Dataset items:
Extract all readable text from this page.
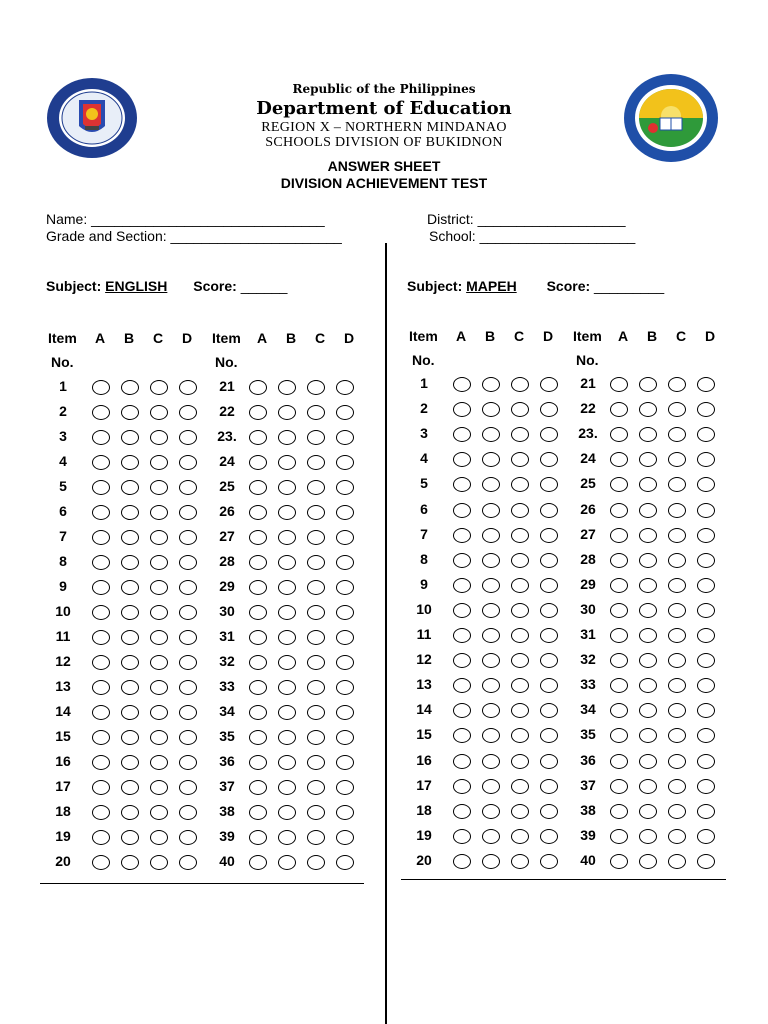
Republic of the Philippines
Department of Education
REGION X – NORTHERN MINDANAO
SCHOOLS DIVISION OF BUKIDNON
ANSWER SHEET
DIVISION ACHIEVEMENT TEST
Name: ______________________________
Grade and Section: ______________________
District: ___________________
School: ____________________
Subject: ENGLISH Score: ______	Subject: MAPEH Score: _________
Item
No.
A B C D
1
2
3
4
5
6
7
8
9
10
11
12
13
14
15
16
17
18
19
20
Item
No.
A B C D
21
22
23.
24
25
26
27
28
29
30
31
32
33
34
35
36
37
38
39
40
Item
No.
A B C D
1
2
3
4
5
6
7
8
9
10
11
12
13
14
15
16
17
18
19
20
Item
No.
A B C D
21
22
23.
24
25
26
27
28
29
30
31
32
33
34
35
36
37
38
39
40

# [Directions]
Return the listing above unchanged, apart from dropping its pictures.

# [The solution]
Extract all readable text from this page.
Republic of the Philippines
Department of Education
REGION X – NORTHERN MINDANAO
SCHOOLS DIVISION OF BUKIDNON
ANSWER SHEET
DIVISION ACHIEVEMENT TEST
Name: ______________________________
Grade and Section: ______________________
District: ___________________
School: ____________________
Subject: ENGLISH Score: ______	Subject: MAPEH Score: _________
Item
No.
A B C D
1
2
3
4
5
6
7
8
9
10
11
12
13
14
15
16
17
18
19
20
Item
No.
A B C D
21
22
23.
24
25
26
27
28
29
30
31
32
33
34
35
36
37
38
39
40
Item
No.
A B C D
1
2
3
4
5
6
7
8
9
10
11
12
13
14
15
16
17
18
19
20
Item
No.
A B C D
21
22
23.
24
25
26
27
28
29
30
31
32
33
34
35
36
37
38
39
40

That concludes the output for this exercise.